(TO DO): Output the items below verbatim, from the first one through the line containing "carousel-prev-button[interactable]: ❮ —", inclusive.

==== RECORDS SUPPLIED ====

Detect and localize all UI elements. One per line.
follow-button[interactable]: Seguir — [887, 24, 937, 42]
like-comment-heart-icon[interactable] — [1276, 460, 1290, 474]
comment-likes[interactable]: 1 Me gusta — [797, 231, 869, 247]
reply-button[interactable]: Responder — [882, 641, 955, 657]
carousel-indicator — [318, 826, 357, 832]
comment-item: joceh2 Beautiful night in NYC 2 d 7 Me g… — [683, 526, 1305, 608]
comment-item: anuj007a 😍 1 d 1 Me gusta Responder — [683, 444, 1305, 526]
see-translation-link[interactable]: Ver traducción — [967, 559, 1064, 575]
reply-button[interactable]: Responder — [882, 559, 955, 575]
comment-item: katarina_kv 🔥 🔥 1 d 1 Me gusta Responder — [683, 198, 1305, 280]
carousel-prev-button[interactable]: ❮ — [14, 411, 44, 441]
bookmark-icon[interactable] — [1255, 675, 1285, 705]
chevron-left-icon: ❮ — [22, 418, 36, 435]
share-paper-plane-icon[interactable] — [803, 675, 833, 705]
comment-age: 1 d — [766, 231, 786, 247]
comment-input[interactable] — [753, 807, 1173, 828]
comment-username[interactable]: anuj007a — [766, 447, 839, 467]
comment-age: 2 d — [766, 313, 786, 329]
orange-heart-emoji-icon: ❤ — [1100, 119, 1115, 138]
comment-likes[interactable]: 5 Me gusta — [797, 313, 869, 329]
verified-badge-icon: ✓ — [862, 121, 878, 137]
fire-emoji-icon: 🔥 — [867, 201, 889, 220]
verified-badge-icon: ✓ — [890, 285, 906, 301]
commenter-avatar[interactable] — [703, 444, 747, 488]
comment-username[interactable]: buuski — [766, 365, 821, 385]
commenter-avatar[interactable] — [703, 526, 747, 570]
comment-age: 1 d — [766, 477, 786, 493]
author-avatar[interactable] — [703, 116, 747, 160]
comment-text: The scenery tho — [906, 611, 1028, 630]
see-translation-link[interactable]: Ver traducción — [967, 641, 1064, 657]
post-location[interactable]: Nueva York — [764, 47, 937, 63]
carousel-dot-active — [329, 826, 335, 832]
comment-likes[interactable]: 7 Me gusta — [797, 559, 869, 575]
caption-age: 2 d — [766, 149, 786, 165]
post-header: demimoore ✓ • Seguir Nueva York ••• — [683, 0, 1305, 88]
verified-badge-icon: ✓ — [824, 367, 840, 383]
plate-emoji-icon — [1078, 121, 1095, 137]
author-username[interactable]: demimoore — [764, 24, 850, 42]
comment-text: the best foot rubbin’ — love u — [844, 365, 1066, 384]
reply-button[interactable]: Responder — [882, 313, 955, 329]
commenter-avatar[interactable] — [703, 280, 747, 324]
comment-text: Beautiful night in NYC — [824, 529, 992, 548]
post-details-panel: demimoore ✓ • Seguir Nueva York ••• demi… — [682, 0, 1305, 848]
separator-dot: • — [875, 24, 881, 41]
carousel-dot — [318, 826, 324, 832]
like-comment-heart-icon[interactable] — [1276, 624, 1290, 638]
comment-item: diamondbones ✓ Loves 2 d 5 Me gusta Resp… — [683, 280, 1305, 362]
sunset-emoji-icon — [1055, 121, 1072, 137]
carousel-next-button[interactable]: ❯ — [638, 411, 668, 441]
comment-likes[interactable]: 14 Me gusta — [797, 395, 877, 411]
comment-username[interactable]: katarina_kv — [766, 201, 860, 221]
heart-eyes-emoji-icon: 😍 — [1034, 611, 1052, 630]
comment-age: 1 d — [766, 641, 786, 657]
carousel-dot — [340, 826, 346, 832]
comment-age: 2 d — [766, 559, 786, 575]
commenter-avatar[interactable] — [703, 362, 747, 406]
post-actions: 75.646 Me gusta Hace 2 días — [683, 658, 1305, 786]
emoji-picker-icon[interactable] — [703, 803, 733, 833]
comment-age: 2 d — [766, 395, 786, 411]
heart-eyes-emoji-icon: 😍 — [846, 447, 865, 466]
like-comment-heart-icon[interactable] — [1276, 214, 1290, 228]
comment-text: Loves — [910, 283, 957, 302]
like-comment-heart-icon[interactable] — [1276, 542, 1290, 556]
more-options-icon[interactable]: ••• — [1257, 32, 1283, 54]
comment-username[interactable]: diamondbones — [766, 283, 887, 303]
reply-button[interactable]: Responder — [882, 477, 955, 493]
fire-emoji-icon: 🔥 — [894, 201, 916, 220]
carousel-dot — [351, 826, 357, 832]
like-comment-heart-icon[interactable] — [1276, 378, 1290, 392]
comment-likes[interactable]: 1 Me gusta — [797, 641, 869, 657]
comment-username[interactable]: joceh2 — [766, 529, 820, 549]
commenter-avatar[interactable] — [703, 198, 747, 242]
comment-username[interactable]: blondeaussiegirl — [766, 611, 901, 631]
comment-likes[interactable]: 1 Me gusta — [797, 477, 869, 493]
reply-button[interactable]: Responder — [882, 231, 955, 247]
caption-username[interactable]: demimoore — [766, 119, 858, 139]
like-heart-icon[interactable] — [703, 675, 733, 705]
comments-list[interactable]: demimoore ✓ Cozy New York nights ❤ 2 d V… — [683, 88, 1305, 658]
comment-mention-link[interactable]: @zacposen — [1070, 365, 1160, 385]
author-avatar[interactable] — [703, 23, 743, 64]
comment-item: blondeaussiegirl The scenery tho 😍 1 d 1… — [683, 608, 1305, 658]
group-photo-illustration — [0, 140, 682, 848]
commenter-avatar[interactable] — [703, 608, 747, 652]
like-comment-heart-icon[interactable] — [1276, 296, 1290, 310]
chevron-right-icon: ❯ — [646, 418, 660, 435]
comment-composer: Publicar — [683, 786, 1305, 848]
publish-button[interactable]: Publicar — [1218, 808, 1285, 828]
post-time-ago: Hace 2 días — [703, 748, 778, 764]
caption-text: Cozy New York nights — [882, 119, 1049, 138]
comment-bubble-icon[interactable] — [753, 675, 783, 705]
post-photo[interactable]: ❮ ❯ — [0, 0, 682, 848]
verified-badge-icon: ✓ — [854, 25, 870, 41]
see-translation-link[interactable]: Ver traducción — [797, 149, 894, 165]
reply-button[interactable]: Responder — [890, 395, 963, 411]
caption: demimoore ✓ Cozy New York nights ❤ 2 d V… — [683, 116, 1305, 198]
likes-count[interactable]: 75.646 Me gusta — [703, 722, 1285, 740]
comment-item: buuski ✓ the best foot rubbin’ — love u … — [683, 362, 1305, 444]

====

(RESULT FOR THIS EXERCISE):
Detect and localize all UI elements. One per line.
follow-button[interactable]: Seguir — [887, 24, 937, 42]
like-comment-heart-icon[interactable] — [1276, 460, 1290, 474]
comment-likes[interactable]: 1 Me gusta — [797, 231, 869, 247]
reply-button[interactable]: Responder — [882, 641, 955, 657]
carousel-indicator — [318, 826, 357, 832]
comment-item: joceh2 Beautiful night in NYC 2 d 7 Me g… — [683, 526, 1305, 608]
comment-item: anuj007a 😍 1 d 1 Me gusta Responder — [683, 444, 1305, 526]
see-translation-link[interactable]: Ver traducción — [967, 559, 1064, 575]
reply-button[interactable]: Responder — [882, 559, 955, 575]
comment-item: katarina_kv 🔥 🔥 1 d 1 Me gusta Responder — [683, 198, 1305, 280]
carousel-prev-button[interactable]: ❮ — [14, 411, 44, 441]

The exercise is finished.